» What you need to do:
Select lines where the word "window" appears.

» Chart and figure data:
____________________
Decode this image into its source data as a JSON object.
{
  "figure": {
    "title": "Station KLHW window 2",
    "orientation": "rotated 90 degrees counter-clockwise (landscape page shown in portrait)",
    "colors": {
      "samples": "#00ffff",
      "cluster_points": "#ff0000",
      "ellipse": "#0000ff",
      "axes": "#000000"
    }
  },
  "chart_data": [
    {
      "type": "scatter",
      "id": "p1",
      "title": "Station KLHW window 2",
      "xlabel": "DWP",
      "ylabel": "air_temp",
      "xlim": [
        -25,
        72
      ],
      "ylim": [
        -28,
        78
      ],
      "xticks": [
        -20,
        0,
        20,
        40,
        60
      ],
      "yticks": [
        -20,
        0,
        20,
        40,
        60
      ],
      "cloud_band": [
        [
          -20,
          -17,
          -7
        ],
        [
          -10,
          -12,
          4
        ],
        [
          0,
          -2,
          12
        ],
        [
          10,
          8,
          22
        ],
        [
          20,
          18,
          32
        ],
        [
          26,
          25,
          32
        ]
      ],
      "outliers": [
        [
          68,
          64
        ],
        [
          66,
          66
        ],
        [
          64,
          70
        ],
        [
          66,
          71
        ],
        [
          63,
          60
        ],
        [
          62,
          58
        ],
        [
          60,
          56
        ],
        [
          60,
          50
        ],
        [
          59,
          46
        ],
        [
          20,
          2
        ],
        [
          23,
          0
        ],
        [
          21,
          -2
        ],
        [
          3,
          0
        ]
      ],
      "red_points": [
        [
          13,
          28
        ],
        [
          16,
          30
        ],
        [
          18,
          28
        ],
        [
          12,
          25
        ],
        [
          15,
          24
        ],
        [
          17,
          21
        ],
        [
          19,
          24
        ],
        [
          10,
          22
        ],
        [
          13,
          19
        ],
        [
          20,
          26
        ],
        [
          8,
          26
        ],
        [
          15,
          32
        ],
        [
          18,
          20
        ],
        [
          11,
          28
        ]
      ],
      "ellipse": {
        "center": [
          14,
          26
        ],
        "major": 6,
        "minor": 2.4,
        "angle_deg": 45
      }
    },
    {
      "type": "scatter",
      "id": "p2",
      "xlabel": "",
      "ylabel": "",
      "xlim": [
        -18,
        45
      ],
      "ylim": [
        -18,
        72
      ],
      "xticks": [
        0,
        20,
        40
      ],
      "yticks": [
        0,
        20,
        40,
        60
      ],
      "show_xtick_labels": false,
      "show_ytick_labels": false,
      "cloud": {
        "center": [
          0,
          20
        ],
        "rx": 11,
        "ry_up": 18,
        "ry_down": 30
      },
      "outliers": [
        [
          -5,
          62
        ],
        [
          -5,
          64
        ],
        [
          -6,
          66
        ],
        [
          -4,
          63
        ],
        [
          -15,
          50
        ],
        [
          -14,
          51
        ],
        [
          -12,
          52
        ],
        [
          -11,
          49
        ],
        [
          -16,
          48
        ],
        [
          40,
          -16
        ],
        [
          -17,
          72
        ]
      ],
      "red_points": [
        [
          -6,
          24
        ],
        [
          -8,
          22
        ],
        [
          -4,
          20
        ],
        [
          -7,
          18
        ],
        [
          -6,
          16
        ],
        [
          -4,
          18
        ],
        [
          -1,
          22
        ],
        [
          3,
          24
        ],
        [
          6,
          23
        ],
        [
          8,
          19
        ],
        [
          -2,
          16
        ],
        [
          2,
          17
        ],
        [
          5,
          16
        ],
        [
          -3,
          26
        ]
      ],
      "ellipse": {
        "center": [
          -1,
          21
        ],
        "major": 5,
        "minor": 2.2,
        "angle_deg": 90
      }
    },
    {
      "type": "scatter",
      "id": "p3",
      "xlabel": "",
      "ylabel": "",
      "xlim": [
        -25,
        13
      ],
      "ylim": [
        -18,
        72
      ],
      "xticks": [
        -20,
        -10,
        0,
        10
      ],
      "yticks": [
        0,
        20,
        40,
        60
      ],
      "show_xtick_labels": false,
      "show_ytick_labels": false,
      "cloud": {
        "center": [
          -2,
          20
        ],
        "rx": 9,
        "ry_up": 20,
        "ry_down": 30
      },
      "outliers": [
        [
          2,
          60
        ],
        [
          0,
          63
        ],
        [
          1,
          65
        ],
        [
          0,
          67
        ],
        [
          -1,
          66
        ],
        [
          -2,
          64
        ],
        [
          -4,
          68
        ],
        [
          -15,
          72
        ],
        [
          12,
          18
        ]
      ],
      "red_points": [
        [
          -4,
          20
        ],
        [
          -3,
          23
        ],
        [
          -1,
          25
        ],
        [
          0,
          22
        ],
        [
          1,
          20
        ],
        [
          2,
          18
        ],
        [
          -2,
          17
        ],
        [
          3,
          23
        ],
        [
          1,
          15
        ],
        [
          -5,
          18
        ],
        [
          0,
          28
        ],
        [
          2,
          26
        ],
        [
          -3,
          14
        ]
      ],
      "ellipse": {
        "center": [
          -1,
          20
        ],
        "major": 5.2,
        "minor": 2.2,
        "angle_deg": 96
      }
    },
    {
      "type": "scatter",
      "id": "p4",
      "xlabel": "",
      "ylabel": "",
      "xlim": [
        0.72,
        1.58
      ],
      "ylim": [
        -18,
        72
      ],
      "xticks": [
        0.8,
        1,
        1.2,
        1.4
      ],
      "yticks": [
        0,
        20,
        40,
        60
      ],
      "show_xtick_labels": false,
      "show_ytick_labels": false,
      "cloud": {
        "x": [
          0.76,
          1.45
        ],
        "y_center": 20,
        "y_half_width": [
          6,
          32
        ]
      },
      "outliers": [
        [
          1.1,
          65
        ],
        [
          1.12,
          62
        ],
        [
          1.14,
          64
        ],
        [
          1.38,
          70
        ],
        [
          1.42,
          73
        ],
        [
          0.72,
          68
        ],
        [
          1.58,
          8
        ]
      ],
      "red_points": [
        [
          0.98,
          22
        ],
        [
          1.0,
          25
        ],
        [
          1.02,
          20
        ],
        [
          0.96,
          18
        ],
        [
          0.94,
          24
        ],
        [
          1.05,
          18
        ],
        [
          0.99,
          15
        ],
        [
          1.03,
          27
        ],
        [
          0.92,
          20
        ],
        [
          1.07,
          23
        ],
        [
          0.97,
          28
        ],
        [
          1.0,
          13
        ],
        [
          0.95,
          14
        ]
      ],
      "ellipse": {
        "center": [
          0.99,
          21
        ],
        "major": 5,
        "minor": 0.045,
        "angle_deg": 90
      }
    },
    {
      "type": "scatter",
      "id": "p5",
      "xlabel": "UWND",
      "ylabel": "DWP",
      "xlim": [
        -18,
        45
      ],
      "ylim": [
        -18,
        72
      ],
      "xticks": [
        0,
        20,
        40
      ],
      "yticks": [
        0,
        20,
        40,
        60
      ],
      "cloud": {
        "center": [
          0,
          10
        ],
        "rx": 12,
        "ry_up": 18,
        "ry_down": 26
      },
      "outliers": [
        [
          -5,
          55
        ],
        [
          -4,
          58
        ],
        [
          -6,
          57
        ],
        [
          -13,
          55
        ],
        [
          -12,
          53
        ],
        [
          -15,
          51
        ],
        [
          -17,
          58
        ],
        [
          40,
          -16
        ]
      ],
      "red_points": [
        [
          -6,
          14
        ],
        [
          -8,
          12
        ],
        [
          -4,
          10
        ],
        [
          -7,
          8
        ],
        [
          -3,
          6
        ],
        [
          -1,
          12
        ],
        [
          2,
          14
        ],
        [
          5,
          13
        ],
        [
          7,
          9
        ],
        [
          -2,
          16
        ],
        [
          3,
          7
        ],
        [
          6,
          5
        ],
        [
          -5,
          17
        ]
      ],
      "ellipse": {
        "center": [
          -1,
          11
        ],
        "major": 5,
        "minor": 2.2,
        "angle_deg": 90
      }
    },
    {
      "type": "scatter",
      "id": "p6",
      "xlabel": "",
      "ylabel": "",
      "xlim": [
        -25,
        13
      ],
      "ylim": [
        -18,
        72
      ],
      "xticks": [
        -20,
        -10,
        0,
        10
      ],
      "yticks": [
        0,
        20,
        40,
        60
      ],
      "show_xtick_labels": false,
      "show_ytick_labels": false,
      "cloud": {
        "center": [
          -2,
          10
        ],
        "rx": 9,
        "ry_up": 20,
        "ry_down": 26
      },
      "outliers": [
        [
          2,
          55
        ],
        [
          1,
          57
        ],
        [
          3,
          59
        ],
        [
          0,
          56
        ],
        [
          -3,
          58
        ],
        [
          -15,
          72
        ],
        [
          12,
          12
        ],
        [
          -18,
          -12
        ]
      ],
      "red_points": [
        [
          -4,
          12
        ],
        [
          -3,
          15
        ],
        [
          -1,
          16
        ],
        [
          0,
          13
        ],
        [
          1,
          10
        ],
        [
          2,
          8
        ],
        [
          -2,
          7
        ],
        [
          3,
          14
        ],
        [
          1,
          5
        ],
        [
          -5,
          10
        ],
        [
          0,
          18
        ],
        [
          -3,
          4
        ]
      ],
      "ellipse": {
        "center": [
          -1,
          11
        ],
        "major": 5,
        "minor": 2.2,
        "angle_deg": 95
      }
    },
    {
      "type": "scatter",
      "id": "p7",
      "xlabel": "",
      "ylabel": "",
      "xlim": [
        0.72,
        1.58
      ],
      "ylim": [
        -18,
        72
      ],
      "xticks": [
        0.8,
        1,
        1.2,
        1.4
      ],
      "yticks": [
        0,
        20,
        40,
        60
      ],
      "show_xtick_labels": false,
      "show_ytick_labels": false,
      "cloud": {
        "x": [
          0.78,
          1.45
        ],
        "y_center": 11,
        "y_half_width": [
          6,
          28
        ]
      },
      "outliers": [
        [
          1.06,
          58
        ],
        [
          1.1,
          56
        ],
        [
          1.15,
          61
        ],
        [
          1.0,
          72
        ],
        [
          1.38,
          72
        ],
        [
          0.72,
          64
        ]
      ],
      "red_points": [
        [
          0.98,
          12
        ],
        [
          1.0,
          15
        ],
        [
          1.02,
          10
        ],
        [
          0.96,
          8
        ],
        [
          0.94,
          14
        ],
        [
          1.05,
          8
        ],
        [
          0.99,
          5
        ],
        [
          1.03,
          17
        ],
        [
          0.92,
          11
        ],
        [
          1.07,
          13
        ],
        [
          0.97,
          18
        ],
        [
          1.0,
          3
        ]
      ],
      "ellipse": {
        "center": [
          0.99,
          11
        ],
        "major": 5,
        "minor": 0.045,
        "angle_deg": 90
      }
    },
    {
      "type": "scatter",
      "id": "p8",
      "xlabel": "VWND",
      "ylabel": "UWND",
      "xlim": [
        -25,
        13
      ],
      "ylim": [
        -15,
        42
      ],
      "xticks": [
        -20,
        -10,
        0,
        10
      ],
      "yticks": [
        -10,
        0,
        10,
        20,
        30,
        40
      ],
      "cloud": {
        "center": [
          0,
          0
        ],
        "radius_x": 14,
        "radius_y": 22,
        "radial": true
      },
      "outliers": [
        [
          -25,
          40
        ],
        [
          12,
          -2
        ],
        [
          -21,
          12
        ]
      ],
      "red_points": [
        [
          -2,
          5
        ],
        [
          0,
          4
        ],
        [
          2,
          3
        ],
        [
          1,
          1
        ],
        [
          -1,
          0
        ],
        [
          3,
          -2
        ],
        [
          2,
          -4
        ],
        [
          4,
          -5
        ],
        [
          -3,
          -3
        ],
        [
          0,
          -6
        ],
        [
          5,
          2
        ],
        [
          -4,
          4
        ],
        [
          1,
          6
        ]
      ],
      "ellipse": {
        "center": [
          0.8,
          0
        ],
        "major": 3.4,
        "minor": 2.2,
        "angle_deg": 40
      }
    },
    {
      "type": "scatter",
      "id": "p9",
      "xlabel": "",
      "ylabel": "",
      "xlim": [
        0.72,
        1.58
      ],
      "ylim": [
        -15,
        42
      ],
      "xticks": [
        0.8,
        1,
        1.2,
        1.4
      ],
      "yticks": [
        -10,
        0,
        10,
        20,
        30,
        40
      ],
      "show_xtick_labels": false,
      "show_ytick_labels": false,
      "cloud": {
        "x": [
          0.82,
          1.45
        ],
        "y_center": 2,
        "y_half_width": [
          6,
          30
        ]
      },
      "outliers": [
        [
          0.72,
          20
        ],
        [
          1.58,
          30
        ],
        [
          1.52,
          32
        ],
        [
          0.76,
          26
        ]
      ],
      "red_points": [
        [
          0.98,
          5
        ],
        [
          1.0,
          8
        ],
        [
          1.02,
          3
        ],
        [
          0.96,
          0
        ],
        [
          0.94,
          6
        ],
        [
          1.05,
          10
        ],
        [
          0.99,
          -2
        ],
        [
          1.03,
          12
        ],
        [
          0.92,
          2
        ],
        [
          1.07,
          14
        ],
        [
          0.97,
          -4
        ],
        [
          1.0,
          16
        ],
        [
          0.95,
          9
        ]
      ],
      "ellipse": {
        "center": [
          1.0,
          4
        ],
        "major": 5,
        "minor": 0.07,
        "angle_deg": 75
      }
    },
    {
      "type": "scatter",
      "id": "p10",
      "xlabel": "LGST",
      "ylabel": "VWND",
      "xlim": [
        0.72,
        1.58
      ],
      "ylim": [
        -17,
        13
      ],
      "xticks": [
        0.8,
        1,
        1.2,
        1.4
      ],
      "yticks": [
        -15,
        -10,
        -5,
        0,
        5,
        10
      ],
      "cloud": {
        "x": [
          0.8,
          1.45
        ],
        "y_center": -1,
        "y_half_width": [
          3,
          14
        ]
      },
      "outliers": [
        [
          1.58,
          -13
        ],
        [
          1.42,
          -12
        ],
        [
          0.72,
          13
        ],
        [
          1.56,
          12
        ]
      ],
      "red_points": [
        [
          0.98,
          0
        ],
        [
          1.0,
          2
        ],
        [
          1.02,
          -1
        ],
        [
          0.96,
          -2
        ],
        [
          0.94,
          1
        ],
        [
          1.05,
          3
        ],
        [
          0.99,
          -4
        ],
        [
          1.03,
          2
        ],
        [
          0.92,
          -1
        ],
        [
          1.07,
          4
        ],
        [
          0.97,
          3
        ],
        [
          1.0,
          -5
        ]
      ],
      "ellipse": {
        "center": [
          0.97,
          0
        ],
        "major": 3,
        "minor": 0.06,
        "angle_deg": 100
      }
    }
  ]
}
____________________
» Result for this task:
    "title": "Station KLHW window 2",
      "title": "Station KLHW window 2",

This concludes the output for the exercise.